Look through the entries and report how many lines include the word "What". Give the number alone.

— Begin —

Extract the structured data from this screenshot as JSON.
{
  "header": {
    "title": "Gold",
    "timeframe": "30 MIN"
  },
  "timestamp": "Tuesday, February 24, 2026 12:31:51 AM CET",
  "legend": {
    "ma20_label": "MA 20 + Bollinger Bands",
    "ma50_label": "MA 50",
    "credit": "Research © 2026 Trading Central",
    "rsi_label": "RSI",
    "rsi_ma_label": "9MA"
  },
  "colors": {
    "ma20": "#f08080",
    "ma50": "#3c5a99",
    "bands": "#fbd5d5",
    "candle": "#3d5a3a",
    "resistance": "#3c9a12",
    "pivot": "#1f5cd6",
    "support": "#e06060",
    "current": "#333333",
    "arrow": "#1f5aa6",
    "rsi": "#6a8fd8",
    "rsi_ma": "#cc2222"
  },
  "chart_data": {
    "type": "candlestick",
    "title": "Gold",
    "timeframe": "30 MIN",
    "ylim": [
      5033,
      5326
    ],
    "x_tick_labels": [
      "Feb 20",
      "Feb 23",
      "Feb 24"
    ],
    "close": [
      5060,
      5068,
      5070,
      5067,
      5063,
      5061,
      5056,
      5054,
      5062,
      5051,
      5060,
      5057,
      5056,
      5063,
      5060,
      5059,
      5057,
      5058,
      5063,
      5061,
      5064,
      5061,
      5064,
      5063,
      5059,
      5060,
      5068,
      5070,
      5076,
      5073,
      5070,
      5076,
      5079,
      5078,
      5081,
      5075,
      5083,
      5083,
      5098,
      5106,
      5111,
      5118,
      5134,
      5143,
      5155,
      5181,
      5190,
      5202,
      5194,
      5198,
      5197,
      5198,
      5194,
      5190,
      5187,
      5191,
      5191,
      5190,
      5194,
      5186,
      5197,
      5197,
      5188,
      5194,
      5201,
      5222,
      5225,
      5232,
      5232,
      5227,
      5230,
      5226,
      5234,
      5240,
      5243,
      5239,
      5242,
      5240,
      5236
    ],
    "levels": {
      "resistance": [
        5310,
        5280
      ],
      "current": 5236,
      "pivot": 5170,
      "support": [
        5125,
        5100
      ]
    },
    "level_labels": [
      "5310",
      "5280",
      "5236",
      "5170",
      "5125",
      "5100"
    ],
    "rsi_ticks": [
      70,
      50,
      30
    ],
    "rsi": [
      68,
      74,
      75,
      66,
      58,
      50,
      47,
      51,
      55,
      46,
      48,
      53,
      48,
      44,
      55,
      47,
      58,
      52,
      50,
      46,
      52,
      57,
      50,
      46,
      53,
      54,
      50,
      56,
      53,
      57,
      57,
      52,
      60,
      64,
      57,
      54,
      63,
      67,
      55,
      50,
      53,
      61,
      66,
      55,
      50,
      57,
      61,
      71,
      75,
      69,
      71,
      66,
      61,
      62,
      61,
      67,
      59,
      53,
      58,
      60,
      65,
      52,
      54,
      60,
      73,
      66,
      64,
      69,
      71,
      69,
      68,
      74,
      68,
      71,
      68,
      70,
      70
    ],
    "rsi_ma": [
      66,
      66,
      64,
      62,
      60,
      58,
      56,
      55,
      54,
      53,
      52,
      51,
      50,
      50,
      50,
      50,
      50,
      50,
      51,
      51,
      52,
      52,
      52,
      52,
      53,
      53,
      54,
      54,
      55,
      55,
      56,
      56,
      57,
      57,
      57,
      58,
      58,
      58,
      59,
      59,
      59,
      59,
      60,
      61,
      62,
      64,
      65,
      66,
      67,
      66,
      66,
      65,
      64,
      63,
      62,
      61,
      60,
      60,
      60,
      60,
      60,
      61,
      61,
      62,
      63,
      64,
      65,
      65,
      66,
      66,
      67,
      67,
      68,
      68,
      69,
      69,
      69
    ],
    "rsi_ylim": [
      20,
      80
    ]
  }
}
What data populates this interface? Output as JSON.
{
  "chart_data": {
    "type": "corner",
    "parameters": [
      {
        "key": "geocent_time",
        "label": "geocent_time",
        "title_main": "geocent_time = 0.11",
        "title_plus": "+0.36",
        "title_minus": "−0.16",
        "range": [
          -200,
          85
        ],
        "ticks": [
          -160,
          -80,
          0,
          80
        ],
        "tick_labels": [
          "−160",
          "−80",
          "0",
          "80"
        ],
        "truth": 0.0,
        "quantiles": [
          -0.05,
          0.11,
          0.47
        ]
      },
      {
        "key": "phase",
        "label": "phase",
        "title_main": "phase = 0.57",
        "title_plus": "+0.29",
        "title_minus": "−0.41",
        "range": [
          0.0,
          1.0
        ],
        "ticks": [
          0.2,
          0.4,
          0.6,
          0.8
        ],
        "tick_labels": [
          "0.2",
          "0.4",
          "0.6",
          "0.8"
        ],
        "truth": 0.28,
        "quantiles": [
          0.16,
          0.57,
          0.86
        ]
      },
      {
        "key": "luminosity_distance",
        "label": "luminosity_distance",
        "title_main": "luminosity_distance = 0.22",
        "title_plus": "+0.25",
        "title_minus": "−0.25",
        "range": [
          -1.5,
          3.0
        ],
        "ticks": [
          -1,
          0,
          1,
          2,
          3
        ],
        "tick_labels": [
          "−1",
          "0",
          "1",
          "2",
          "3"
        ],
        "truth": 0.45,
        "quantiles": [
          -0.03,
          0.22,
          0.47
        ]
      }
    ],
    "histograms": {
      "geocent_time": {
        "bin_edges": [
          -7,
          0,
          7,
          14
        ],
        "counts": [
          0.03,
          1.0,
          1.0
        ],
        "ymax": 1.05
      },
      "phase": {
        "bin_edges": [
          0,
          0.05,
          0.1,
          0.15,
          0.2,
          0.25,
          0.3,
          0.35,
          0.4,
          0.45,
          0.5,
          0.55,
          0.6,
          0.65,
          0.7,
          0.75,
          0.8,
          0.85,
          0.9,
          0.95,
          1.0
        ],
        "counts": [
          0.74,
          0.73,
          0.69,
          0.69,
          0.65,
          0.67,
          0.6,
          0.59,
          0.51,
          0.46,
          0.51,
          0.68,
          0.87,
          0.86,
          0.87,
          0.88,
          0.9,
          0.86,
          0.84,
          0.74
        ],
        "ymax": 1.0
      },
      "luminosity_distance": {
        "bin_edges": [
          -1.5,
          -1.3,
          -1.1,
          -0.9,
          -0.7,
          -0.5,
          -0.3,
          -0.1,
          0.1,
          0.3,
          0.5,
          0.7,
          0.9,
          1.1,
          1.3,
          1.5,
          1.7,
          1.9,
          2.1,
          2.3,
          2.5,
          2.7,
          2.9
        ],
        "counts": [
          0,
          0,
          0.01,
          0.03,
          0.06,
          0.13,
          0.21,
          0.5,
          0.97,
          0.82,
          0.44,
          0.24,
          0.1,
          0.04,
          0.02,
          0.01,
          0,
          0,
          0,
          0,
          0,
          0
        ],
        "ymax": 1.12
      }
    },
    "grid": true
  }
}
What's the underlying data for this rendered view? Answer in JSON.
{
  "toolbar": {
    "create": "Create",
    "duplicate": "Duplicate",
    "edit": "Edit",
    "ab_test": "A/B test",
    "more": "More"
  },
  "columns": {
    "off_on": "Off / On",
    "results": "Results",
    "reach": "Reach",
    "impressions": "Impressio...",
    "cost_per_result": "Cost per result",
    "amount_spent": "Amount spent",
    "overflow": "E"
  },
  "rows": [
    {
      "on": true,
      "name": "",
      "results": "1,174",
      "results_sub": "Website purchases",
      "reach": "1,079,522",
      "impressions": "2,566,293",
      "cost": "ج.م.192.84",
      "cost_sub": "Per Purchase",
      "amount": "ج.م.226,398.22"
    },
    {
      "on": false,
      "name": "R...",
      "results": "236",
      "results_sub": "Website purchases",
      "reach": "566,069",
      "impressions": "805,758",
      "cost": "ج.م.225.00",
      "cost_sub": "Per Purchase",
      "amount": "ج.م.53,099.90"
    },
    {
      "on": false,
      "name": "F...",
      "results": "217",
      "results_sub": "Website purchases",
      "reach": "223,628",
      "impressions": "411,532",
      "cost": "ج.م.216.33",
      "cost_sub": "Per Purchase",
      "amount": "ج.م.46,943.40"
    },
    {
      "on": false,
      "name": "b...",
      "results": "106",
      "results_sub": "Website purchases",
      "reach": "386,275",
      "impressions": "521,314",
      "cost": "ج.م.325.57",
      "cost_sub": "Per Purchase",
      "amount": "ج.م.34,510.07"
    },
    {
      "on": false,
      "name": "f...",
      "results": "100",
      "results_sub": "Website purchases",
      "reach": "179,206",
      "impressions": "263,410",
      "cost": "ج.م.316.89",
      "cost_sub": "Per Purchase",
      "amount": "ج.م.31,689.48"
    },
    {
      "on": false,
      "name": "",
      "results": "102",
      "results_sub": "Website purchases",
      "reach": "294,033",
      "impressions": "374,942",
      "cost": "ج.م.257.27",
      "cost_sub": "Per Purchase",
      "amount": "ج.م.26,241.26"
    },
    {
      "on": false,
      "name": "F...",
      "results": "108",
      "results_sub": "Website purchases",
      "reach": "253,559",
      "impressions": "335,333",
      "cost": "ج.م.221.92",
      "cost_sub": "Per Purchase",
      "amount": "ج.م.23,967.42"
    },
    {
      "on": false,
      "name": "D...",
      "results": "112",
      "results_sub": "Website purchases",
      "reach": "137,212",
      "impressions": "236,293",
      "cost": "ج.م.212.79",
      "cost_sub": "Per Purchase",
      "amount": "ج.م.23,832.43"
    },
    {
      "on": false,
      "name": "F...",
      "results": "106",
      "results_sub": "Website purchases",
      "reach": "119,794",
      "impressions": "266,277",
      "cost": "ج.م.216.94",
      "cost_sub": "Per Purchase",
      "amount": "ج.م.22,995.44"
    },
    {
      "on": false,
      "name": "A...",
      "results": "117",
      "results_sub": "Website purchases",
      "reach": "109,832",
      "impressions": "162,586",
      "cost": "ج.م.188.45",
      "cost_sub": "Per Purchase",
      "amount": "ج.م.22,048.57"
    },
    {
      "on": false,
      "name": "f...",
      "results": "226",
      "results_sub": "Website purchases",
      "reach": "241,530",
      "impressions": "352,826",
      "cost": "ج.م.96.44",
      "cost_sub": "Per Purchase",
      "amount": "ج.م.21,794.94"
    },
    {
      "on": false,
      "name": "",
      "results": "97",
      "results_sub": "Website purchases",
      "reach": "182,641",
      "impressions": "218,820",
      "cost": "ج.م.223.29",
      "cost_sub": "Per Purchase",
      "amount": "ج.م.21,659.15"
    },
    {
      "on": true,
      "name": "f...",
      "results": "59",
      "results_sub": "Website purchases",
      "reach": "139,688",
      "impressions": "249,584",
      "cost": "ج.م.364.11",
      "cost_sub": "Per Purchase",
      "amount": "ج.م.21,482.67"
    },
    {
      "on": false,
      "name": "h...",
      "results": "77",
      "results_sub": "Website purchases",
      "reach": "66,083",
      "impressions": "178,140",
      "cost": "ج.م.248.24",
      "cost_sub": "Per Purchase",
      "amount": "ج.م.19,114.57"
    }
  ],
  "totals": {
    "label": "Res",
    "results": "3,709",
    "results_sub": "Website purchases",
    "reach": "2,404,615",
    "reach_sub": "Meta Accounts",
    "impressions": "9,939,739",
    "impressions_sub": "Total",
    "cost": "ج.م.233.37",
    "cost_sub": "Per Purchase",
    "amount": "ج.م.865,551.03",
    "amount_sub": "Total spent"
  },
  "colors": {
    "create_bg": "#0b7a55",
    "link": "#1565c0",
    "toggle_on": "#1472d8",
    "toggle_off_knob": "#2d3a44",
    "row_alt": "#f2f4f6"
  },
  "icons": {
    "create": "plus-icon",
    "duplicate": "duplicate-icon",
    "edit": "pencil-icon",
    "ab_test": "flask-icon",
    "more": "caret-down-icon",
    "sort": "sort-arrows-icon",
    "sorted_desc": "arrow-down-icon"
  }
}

— End —

* _SOLUTION FOR THIS PROBLEM_
2